Dataset entries
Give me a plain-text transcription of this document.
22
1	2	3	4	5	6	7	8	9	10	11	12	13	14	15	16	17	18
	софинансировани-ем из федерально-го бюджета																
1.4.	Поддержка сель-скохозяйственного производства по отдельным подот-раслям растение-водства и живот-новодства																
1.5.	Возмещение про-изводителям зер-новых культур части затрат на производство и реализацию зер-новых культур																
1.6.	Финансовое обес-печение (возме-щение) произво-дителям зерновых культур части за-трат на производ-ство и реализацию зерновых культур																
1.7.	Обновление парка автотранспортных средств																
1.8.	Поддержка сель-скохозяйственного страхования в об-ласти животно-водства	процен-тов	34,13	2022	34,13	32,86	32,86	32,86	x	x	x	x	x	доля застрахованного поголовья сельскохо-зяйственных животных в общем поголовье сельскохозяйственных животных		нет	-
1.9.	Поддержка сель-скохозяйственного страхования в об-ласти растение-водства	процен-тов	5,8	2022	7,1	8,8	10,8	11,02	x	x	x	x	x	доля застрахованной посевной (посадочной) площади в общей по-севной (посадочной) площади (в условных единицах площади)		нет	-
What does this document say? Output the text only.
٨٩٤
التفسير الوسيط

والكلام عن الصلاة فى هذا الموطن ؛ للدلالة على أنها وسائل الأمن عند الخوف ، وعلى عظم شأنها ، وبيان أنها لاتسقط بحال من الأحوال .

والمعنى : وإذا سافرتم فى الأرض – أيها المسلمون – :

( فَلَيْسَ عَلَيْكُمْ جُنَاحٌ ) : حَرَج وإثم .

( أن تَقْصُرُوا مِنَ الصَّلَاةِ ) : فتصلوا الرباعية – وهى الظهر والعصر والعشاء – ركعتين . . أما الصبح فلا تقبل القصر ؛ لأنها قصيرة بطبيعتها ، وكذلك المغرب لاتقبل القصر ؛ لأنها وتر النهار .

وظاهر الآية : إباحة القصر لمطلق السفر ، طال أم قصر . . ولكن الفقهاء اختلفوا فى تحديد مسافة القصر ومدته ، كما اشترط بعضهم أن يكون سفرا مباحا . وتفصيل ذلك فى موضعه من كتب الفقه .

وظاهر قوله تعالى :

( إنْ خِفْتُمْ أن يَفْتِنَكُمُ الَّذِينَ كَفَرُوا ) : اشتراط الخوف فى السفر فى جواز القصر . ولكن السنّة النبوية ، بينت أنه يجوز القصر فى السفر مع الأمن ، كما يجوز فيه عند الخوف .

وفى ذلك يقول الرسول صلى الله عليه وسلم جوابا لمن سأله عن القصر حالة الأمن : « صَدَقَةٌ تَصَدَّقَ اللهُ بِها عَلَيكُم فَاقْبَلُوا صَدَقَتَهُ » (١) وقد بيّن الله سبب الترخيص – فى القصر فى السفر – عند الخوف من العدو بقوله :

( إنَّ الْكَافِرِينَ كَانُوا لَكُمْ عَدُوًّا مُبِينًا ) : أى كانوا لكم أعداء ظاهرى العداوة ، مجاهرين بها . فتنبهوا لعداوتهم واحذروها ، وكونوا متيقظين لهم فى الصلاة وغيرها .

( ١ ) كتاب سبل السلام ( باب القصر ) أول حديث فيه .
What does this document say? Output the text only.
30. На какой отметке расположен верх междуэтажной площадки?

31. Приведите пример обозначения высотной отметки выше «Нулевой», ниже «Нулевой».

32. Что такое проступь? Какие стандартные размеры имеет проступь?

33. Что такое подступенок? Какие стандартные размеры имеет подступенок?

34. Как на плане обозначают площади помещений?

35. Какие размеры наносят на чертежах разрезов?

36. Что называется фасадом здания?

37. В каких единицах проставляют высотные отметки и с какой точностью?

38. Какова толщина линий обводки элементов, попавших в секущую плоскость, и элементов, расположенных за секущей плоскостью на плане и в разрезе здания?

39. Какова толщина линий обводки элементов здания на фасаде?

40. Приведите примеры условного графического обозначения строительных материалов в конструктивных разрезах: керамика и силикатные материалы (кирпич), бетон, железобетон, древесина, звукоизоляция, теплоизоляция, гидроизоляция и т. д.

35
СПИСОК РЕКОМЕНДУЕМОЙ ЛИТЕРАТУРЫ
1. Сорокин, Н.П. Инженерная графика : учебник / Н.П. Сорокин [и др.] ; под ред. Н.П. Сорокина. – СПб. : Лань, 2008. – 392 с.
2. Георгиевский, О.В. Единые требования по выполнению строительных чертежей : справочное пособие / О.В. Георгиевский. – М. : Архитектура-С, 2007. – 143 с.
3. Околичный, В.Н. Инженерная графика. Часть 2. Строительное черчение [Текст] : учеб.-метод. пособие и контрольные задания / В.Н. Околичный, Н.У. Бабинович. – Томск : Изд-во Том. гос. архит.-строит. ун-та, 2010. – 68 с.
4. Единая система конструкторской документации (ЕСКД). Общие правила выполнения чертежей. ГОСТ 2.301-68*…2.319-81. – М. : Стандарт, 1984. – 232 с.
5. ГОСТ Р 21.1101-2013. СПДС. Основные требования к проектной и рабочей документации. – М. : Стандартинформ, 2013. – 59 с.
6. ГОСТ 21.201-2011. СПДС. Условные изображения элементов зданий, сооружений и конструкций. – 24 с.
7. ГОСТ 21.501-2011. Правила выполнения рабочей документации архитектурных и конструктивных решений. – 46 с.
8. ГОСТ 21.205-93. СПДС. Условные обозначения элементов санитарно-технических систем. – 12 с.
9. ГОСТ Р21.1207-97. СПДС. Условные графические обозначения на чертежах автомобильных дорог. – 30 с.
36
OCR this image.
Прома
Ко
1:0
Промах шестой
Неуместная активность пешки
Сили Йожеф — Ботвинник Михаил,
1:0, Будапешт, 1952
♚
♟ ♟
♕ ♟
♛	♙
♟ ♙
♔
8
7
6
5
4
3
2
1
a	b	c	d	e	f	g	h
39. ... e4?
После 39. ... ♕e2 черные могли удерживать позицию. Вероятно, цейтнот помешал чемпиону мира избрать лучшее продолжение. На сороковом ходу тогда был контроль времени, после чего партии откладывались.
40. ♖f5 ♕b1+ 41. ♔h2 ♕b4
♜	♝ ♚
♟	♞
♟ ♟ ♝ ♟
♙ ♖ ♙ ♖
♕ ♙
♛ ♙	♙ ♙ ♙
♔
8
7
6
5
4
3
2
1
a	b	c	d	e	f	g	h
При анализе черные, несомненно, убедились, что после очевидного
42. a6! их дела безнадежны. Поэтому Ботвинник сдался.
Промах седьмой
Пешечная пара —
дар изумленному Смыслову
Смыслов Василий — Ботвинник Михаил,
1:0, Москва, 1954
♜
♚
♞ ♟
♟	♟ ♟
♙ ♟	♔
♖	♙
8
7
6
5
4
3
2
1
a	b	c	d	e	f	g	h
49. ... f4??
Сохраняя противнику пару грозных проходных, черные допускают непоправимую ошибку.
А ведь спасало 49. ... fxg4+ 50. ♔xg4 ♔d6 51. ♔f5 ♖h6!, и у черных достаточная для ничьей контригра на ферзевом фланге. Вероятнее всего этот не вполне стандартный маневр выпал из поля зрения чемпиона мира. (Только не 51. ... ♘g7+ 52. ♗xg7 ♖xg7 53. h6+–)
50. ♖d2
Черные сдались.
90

> **Directions for this task**
Make an exact copy of the listing, including every line.

> **Correct result**
Give me a plain-text transcription of this document.
22
1	2	3	4	5	6	7	8	9	10	11	12	13	14	15	16	17	18
	софинансировани-ем из федерально-го бюджета																
1.4.	Поддержка сель-скохозяйственного производства по отдельным подот-раслям растение-водства и живот-новодства																
1.5.	Возмещение про-изводителям зер-новых культур части затрат на производство и реализацию зер-новых культур																
1.6.	Финансовое обес-печение (возме-щение) произво-дителям зерновых культур части за-трат на производ-ство и реализацию зерновых культур																
1.7.	Обновление парка автотранспортных средств																
1.8.	Поддержка сель-скохозяйственного страхования в об-ласти животно-водства	процен-тов	34,13	2022	34,13	32,86	32,86	32,86	x	x	x	x	x	доля застрахованного поголовья сельскохо-зяйственных животных в общем поголовье сельскохозяйственных животных		нет	-
1.9.	Поддержка сель-скохозяйственного страхования в об-ласти растение-водства	процен-тов	5,8	2022	7,1	8,8	10,8	11,02	x	x	x	x	x	доля застрахованной посевной (посадочной) площади в общей по-севной (посадочной) площади (в условных единицах площади)		нет	-
What does this document say? Output the text only.
٨٩٤
التفسير الوسيط

والكلام عن الصلاة فى هذا الموطن ؛ للدلالة على أنها وسائل الأمن عند الخوف ، وعلى عظم شأنها ، وبيان أنها لاتسقط بحال من الأحوال .

والمعنى : وإذا سافرتم فى الأرض – أيها المسلمون – :

( فَلَيْسَ عَلَيْكُمْ جُنَاحٌ ) : حَرَج وإثم .

( أن تَقْصُرُوا مِنَ الصَّلَاةِ ) : فتصلوا الرباعية – وهى الظهر والعصر والعشاء – ركعتين . . أما الصبح فلا تقبل القصر ؛ لأنها قصيرة بطبيعتها ، وكذلك المغرب لاتقبل القصر ؛ لأنها وتر النهار .

وظاهر الآية : إباحة القصر لمطلق السفر ، طال أم قصر . . ولكن الفقهاء اختلفوا فى تحديد مسافة القصر ومدته ، كما اشترط بعضهم أن يكون سفرا مباحا . وتفصيل ذلك فى موضعه من كتب الفقه .

وظاهر قوله تعالى :

( إنْ خِفْتُمْ أن يَفْتِنَكُمُ الَّذِينَ كَفَرُوا ) : اشتراط الخوف فى السفر فى جواز القصر . ولكن السنّة النبوية ، بينت أنه يجوز القصر فى السفر مع الأمن ، كما يجوز فيه عند الخوف .

وفى ذلك يقول الرسول صلى الله عليه وسلم جوابا لمن سأله عن القصر حالة الأمن : « صَدَقَةٌ تَصَدَّقَ اللهُ بِها عَلَيكُم فَاقْبَلُوا صَدَقَتَهُ » (١) وقد بيّن الله سبب الترخيص – فى القصر فى السفر – عند الخوف من العدو بقوله :

( إنَّ الْكَافِرِينَ كَانُوا لَكُمْ عَدُوًّا مُبِينًا ) : أى كانوا لكم أعداء ظاهرى العداوة ، مجاهرين بها . فتنبهوا لعداوتهم واحذروها ، وكونوا متيقظين لهم فى الصلاة وغيرها .

( ١ ) كتاب سبل السلام ( باب القصر ) أول حديث فيه .
What does this document say? Output the text only.
30. На какой отметке расположен верх междуэтажной площадки?

31. Приведите пример обозначения высотной отметки выше «Нулевой», ниже «Нулевой».

32. Что такое проступь? Какие стандартные размеры имеет проступь?

33. Что такое подступенок? Какие стандартные размеры имеет подступенок?

34. Как на плане обозначают площади помещений?

35. Какие размеры наносят на чертежах разрезов?

36. Что называется фасадом здания?

37. В каких единицах проставляют высотные отметки и с какой точностью?

38. Какова толщина линий обводки элементов, попавших в секущую плоскость, и элементов, расположенных за секущей плоскостью на плане и в разрезе здания?

39. Какова толщина линий обводки элементов здания на фасаде?

40. Приведите примеры условного графического обозначения строительных материалов в конструктивных разрезах: керамика и силикатные материалы (кирпич), бетон, железобетон, древесина, звукоизоляция, теплоизоляция, гидроизоляция и т. д.

35
СПИСОК РЕКОМЕНДУЕМОЙ ЛИТЕРАТУРЫ
1. Сорокин, Н.П. Инженерная графика : учебник / Н.П. Сорокин [и др.] ; под ред. Н.П. Сорокина. – СПб. : Лань, 2008. – 392 с.
2. Георгиевский, О.В. Единые требования по выполнению строительных чертежей : справочное пособие / О.В. Георгиевский. – М. : Архитектура-С, 2007. – 143 с.
3. Околичный, В.Н. Инженерная графика. Часть 2. Строительное черчение [Текст] : учеб.-метод. пособие и контрольные задания / В.Н. Околичный, Н.У. Бабинович. – Томск : Изд-во Том. гос. архит.-строит. ун-та, 2010. – 68 с.
4. Единая система конструкторской документации (ЕСКД). Общие правила выполнения чертежей. ГОСТ 2.301-68*…2.319-81. – М. : Стандарт, 1984. – 232 с.
5. ГОСТ Р 21.1101-2013. СПДС. Основные требования к проектной и рабочей документации. – М. : Стандартинформ, 2013. – 59 с.
6. ГОСТ 21.201-2011. СПДС. Условные изображения элементов зданий, сооружений и конструкций. – 24 с.
7. ГОСТ 21.501-2011. Правила выполнения рабочей документации архитектурных и конструктивных решений. – 46 с.
8. ГОСТ 21.205-93. СПДС. Условные обозначения элементов санитарно-технических систем. – 12 с.
9. ГОСТ Р21.1207-97. СПДС. Условные графические обозначения на чертежах автомобильных дорог. – 30 с.
36
OCR this image.
Прома
Ко
1:0
Промах шестой
Неуместная активность пешки
Сили Йожеф — Ботвинник Михаил,
1:0, Будапешт, 1952
♚
♟ ♟
♕ ♟
♛	♙
♟ ♙
♔
8
7
6
5
4
3
2
1
a	b	c	d	e	f	g	h
39. ... e4?
После 39. ... ♕e2 черные могли удерживать позицию. Вероятно, цейтнот помешал чемпиону мира избрать лучшее продолжение. На сороковом ходу тогда был контроль времени, после чего партии откладывались.
40. ♖f5 ♕b1+ 41. ♔h2 ♕b4
♜	♝ ♚
♟	♞
♟ ♟ ♝ ♟
♙ ♖ ♙ ♖
♕ ♙
♛ ♙	♙ ♙ ♙
♔
8
7
6
5
4
3
2
1
a	b	c	d	e	f	g	h
При анализе черные, несомненно, убедились, что после очевидного
42. a6! их дела безнадежны. Поэтому Ботвинник сдался.
Промах седьмой
Пешечная пара —
дар изумленному Смыслову
Смыслов Василий — Ботвинник Михаил,
1:0, Москва, 1954
♜
♚
♞ ♟
♟	♟ ♟
♙ ♟	♔
♖	♙
8
7
6
5
4
3
2
1
a	b	c	d	e	f	g	h
49. ... f4??
Сохраняя противнику пару грозных проходных, черные допускают непоправимую ошибку.
А ведь спасало 49. ... fxg4+ 50. ♔xg4 ♔d6 51. ♔f5 ♖h6!, и у черных достаточная для ничьей контригра на ферзевом фланге. Вероятнее всего этот не вполне стандартный маневр выпал из поля зрения чемпиона мира. (Только не 51. ... ♘g7+ 52. ♗xg7 ♖xg7 53. h6+–)
50. ♖d2
Черные сдались.
90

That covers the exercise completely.